*EXERCISE BRIEF*.
In how many lines of the data does the word "this" appear? Give the number by itself.

## BEGIN PROVIDED RECORDS

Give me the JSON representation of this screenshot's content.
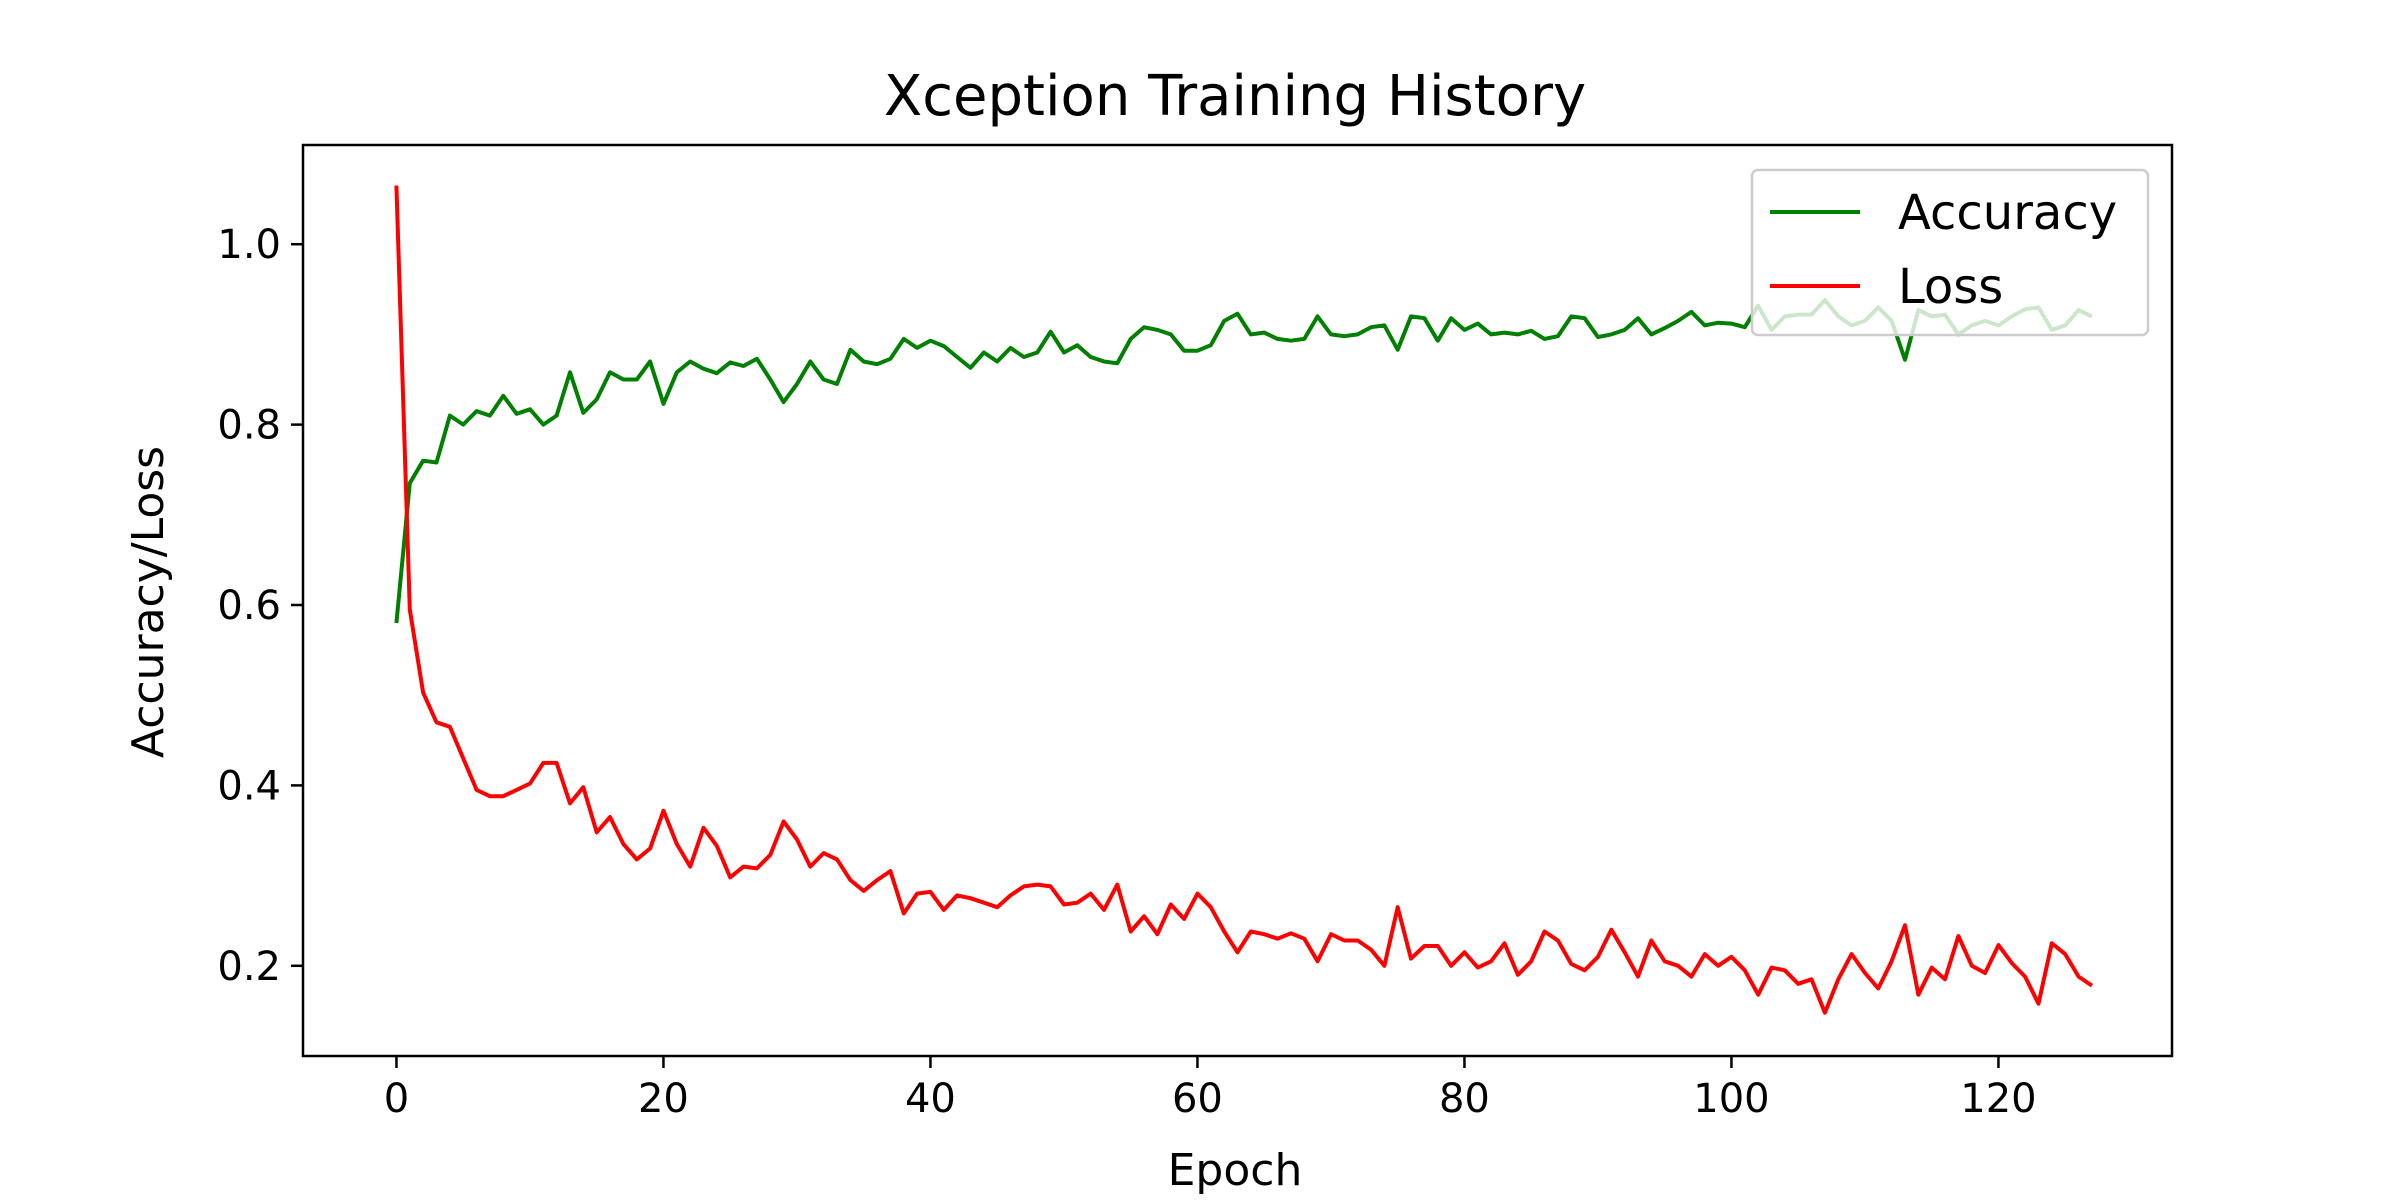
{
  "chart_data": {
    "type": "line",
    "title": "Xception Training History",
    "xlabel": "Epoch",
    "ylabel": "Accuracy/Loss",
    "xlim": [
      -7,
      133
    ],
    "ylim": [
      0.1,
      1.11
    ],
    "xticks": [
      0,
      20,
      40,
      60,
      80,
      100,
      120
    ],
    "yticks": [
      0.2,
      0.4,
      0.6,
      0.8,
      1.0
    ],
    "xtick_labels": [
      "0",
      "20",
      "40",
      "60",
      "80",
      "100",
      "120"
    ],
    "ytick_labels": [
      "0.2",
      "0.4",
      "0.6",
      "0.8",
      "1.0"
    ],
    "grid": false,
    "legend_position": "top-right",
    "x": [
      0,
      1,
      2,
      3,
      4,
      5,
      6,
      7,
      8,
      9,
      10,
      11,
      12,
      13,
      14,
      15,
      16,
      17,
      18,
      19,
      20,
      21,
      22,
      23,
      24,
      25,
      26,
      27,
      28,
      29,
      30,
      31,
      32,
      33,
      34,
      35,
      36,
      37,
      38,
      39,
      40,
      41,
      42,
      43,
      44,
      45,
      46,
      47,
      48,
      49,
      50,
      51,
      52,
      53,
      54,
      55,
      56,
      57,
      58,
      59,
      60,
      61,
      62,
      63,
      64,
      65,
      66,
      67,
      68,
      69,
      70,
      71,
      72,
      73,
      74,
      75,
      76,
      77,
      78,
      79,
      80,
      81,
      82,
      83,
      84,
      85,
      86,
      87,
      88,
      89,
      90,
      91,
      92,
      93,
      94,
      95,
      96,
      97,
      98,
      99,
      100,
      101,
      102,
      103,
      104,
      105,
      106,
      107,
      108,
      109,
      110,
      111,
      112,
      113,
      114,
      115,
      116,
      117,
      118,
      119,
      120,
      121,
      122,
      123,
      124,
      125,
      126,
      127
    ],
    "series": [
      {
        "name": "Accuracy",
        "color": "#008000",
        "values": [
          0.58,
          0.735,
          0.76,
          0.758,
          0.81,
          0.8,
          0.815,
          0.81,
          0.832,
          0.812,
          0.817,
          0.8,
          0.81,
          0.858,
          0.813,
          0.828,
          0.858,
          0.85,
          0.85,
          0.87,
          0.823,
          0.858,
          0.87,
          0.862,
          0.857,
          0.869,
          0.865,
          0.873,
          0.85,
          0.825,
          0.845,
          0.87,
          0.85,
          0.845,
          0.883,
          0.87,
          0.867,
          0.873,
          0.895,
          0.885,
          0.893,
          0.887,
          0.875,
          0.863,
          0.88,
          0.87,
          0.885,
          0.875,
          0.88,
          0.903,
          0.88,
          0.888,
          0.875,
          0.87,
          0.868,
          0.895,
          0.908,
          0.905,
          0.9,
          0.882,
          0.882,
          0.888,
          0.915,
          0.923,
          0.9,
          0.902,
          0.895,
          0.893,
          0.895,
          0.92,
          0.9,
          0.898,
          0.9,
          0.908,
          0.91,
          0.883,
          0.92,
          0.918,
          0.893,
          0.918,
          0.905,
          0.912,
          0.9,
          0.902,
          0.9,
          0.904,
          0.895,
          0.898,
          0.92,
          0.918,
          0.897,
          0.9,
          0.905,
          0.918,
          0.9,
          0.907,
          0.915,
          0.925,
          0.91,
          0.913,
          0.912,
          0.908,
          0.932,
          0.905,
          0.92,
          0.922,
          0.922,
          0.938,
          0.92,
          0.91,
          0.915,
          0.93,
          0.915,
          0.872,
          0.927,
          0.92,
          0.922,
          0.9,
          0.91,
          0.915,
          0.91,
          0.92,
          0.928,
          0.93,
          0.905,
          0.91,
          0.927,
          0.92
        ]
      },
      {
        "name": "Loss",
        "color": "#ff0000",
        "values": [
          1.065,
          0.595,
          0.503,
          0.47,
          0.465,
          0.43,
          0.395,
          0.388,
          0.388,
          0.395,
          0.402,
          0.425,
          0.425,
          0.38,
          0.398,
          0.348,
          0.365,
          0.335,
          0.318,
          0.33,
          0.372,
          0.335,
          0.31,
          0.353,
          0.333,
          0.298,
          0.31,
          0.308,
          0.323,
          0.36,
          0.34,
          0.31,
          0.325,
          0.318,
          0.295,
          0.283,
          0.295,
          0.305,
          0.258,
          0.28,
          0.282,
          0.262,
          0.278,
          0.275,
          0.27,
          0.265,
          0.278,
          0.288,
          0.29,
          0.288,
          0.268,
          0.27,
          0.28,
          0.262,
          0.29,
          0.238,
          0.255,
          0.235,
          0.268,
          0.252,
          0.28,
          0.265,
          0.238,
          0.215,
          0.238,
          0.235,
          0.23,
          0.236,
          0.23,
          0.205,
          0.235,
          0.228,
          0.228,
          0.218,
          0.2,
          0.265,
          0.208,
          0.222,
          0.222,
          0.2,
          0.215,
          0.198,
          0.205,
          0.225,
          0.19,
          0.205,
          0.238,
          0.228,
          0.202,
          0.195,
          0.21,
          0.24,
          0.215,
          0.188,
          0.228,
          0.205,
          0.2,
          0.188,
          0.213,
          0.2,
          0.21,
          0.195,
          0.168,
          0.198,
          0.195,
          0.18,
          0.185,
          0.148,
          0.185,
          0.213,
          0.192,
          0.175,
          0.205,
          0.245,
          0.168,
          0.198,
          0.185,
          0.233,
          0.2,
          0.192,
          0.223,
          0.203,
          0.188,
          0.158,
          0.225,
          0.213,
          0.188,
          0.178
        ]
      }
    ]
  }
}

## END PROVIDED RECORDS
## BEGIN PROVIDED RECORDS

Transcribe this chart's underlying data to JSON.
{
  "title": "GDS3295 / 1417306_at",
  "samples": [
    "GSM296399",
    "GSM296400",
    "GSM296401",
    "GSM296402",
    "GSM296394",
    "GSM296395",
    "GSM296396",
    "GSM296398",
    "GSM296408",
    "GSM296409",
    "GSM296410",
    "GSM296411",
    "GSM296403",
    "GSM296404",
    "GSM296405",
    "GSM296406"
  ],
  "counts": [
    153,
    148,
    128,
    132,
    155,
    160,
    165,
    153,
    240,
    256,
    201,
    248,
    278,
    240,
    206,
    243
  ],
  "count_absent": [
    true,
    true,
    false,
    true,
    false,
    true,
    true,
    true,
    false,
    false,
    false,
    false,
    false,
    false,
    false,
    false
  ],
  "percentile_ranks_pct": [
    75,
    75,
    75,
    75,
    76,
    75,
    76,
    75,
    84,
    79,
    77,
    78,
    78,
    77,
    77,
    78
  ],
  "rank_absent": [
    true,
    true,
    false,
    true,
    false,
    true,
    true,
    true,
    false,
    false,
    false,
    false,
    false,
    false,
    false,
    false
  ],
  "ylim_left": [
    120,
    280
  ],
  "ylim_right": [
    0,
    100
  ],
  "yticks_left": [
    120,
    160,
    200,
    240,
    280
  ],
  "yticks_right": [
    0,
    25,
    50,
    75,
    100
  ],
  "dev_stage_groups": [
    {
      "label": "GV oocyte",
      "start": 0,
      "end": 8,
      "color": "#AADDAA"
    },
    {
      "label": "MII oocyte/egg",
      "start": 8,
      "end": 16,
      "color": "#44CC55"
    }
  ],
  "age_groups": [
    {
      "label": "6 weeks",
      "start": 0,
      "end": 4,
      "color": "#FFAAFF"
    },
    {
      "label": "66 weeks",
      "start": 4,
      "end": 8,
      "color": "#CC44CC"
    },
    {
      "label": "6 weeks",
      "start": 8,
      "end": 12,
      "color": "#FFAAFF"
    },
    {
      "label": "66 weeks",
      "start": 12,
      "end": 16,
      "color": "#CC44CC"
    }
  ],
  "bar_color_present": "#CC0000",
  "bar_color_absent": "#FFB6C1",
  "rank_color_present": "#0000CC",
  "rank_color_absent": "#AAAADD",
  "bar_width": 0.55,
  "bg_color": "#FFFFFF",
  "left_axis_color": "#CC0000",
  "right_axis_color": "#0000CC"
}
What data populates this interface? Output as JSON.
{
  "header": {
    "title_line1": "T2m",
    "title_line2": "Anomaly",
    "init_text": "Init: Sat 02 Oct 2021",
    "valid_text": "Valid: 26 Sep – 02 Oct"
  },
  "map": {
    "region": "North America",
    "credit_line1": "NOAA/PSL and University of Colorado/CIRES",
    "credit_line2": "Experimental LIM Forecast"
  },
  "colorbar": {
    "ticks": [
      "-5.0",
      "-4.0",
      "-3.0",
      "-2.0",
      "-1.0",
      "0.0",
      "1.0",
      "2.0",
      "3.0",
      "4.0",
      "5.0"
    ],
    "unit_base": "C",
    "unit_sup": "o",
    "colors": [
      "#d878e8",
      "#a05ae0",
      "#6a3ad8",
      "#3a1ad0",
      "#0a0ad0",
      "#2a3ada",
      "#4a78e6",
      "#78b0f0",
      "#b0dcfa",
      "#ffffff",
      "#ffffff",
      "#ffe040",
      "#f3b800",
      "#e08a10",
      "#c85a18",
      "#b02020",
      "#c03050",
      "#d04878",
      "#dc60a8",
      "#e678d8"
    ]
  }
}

## END PROVIDED RECORDS

*CORRECT ANSWER*.
3